[Some records]
▬▬▬▬▬▬
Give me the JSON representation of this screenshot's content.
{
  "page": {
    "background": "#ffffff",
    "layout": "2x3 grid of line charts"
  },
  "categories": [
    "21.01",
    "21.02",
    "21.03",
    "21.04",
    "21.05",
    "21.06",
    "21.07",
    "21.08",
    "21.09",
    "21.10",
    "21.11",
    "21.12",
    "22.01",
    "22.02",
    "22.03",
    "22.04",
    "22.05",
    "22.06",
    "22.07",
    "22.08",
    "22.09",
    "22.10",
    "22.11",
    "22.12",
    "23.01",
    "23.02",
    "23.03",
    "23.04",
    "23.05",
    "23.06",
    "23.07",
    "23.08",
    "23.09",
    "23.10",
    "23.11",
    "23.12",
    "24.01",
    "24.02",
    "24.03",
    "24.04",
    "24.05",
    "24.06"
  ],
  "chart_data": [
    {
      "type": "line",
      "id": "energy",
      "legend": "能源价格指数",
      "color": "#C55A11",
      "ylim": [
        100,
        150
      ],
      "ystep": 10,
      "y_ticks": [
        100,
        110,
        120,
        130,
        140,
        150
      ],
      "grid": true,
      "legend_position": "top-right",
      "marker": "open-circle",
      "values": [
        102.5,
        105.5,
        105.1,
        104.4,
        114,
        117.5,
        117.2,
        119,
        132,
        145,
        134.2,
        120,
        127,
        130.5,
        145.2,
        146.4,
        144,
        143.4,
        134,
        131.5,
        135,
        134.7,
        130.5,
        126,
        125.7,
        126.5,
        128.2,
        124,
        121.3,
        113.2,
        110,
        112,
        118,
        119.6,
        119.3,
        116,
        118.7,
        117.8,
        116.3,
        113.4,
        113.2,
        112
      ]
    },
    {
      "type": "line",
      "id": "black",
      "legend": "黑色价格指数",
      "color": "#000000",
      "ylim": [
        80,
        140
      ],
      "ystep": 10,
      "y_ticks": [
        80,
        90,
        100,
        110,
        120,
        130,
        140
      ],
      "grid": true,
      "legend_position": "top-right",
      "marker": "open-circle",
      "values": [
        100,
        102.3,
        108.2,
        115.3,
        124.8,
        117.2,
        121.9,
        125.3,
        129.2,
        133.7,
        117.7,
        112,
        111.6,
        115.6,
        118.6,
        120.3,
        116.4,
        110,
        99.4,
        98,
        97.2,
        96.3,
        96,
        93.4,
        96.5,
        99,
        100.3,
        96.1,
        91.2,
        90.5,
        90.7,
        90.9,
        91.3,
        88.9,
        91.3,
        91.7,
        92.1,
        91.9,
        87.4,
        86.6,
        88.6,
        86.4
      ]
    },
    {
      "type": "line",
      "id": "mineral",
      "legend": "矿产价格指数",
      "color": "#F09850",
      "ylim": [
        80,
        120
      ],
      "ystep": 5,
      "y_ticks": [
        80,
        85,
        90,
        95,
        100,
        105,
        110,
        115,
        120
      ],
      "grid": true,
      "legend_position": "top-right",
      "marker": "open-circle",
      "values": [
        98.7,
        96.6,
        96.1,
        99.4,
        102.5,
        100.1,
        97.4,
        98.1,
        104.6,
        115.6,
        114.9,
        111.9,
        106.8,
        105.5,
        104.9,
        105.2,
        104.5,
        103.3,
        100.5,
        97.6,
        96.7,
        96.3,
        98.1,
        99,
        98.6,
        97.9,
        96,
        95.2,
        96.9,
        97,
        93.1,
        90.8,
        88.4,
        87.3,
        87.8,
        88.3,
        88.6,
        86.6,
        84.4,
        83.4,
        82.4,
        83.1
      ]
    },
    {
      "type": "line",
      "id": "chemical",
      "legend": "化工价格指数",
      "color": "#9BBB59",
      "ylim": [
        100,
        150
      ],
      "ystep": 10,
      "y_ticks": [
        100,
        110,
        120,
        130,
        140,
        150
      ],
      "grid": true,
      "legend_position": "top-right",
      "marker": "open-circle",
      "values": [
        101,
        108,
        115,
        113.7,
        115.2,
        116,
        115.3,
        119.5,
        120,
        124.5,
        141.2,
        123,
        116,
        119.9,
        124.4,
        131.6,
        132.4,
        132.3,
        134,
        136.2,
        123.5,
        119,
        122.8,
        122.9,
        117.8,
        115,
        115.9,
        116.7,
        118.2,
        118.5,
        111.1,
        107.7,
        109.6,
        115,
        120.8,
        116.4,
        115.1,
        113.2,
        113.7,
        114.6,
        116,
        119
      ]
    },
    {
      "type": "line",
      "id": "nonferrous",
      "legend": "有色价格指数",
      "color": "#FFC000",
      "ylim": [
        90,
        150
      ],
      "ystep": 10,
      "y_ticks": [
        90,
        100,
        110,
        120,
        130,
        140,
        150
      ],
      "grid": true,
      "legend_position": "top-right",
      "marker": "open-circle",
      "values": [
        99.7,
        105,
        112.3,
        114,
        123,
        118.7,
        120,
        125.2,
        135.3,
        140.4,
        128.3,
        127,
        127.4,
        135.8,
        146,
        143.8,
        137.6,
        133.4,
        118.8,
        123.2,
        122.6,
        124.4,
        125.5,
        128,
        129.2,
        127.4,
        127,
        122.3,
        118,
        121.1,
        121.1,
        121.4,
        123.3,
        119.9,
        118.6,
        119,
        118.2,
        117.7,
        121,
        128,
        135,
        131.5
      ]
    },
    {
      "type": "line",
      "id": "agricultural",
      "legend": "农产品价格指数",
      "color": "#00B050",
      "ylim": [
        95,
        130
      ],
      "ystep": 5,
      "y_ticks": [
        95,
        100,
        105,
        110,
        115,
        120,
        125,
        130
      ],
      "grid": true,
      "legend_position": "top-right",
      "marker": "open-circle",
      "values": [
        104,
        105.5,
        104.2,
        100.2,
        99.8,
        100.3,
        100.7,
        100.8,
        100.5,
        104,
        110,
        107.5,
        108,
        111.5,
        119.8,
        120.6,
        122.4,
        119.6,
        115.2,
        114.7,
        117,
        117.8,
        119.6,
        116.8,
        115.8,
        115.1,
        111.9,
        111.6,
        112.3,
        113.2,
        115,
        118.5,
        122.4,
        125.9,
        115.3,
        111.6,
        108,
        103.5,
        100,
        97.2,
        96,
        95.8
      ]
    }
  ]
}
▬▬▬▬▬▬
== Direction ==
Make an exact copy of the listing, including every line.

== Task response ==
Give me the JSON representation of this screenshot's content.
{
  "page": {
    "background": "#ffffff",
    "layout": "2x3 grid of line charts"
  },
  "categories": [
    "21.01",
    "21.02",
    "21.03",
    "21.04",
    "21.05",
    "21.06",
    "21.07",
    "21.08",
    "21.09",
    "21.10",
    "21.11",
    "21.12",
    "22.01",
    "22.02",
    "22.03",
    "22.04",
    "22.05",
    "22.06",
    "22.07",
    "22.08",
    "22.09",
    "22.10",
    "22.11",
    "22.12",
    "23.01",
    "23.02",
    "23.03",
    "23.04",
    "23.05",
    "23.06",
    "23.07",
    "23.08",
    "23.09",
    "23.10",
    "23.11",
    "23.12",
    "24.01",
    "24.02",
    "24.03",
    "24.04",
    "24.05",
    "24.06"
  ],
  "chart_data": [
    {
      "type": "line",
      "id": "energy",
      "legend": "能源价格指数",
      "color": "#C55A11",
      "ylim": [
        100,
        150
      ],
      "ystep": 10,
      "y_ticks": [
        100,
        110,
        120,
        130,
        140,
        150
      ],
      "grid": true,
      "legend_position": "top-right",
      "marker": "open-circle",
      "values": [
        102.5,
        105.5,
        105.1,
        104.4,
        114,
        117.5,
        117.2,
        119,
        132,
        145,
        134.2,
        120,
        127,
        130.5,
        145.2,
        146.4,
        144,
        143.4,
        134,
        131.5,
        135,
        134.7,
        130.5,
        126,
        125.7,
        126.5,
        128.2,
        124,
        121.3,
        113.2,
        110,
        112,
        118,
        119.6,
        119.3,
        116,
        118.7,
        117.8,
        116.3,
        113.4,
        113.2,
        112
      ]
    },
    {
      "type": "line",
      "id": "black",
      "legend": "黑色价格指数",
      "color": "#000000",
      "ylim": [
        80,
        140
      ],
      "ystep": 10,
      "y_ticks": [
        80,
        90,
        100,
        110,
        120,
        130,
        140
      ],
      "grid": true,
      "legend_position": "top-right",
      "marker": "open-circle",
      "values": [
        100,
        102.3,
        108.2,
        115.3,
        124.8,
        117.2,
        121.9,
        125.3,
        129.2,
        133.7,
        117.7,
        112,
        111.6,
        115.6,
        118.6,
        120.3,
        116.4,
        110,
        99.4,
        98,
        97.2,
        96.3,
        96,
        93.4,
        96.5,
        99,
        100.3,
        96.1,
        91.2,
        90.5,
        90.7,
        90.9,
        91.3,
        88.9,
        91.3,
        91.7,
        92.1,
        91.9,
        87.4,
        86.6,
        88.6,
        86.4
      ]
    },
    {
      "type": "line",
      "id": "mineral",
      "legend": "矿产价格指数",
      "color": "#F09850",
      "ylim": [
        80,
        120
      ],
      "ystep": 5,
      "y_ticks": [
        80,
        85,
        90,
        95,
        100,
        105,
        110,
        115,
        120
      ],
      "grid": true,
      "legend_position": "top-right",
      "marker": "open-circle",
      "values": [
        98.7,
        96.6,
        96.1,
        99.4,
        102.5,
        100.1,
        97.4,
        98.1,
        104.6,
        115.6,
        114.9,
        111.9,
        106.8,
        105.5,
        104.9,
        105.2,
        104.5,
        103.3,
        100.5,
        97.6,
        96.7,
        96.3,
        98.1,
        99,
        98.6,
        97.9,
        96,
        95.2,
        96.9,
        97,
        93.1,
        90.8,
        88.4,
        87.3,
        87.8,
        88.3,
        88.6,
        86.6,
        84.4,
        83.4,
        82.4,
        83.1
      ]
    },
    {
      "type": "line",
      "id": "chemical",
      "legend": "化工价格指数",
      "color": "#9BBB59",
      "ylim": [
        100,
        150
      ],
      "ystep": 10,
      "y_ticks": [
        100,
        110,
        120,
        130,
        140,
        150
      ],
      "grid": true,
      "legend_position": "top-right",
      "marker": "open-circle",
      "values": [
        101,
        108,
        115,
        113.7,
        115.2,
        116,
        115.3,
        119.5,
        120,
        124.5,
        141.2,
        123,
        116,
        119.9,
        124.4,
        131.6,
        132.4,
        132.3,
        134,
        136.2,
        123.5,
        119,
        122.8,
        122.9,
        117.8,
        115,
        115.9,
        116.7,
        118.2,
        118.5,
        111.1,
        107.7,
        109.6,
        115,
        120.8,
        116.4,
        115.1,
        113.2,
        113.7,
        114.6,
        116,
        119
      ]
    },
    {
      "type": "line",
      "id": "nonferrous",
      "legend": "有色价格指数",
      "color": "#FFC000",
      "ylim": [
        90,
        150
      ],
      "ystep": 10,
      "y_ticks": [
        90,
        100,
        110,
        120,
        130,
        140,
        150
      ],
      "grid": true,
      "legend_position": "top-right",
      "marker": "open-circle",
      "values": [
        99.7,
        105,
        112.3,
        114,
        123,
        118.7,
        120,
        125.2,
        135.3,
        140.4,
        128.3,
        127,
        127.4,
        135.8,
        146,
        143.8,
        137.6,
        133.4,
        118.8,
        123.2,
        122.6,
        124.4,
        125.5,
        128,
        129.2,
        127.4,
        127,
        122.3,
        118,
        121.1,
        121.1,
        121.4,
        123.3,
        119.9,
        118.6,
        119,
        118.2,
        117.7,
        121,
        128,
        135,
        131.5
      ]
    },
    {
      "type": "line",
      "id": "agricultural",
      "legend": "农产品价格指数",
      "color": "#00B050",
      "ylim": [
        95,
        130
      ],
      "ystep": 5,
      "y_ticks": [
        95,
        100,
        105,
        110,
        115,
        120,
        125,
        130
      ],
      "grid": true,
      "legend_position": "top-right",
      "marker": "open-circle",
      "values": [
        104,
        105.5,
        104.2,
        100.2,
        99.8,
        100.3,
        100.7,
        100.8,
        100.5,
        104,
        110,
        107.5,
        108,
        111.5,
        119.8,
        120.6,
        122.4,
        119.6,
        115.2,
        114.7,
        117,
        117.8,
        119.6,
        116.8,
        115.8,
        115.1,
        111.9,
        111.6,
        112.3,
        113.2,
        115,
        118.5,
        122.4,
        125.9,
        115.3,
        111.6,
        108,
        103.5,
        100,
        97.2,
        96,
        95.8
      ]
    }
  ]
}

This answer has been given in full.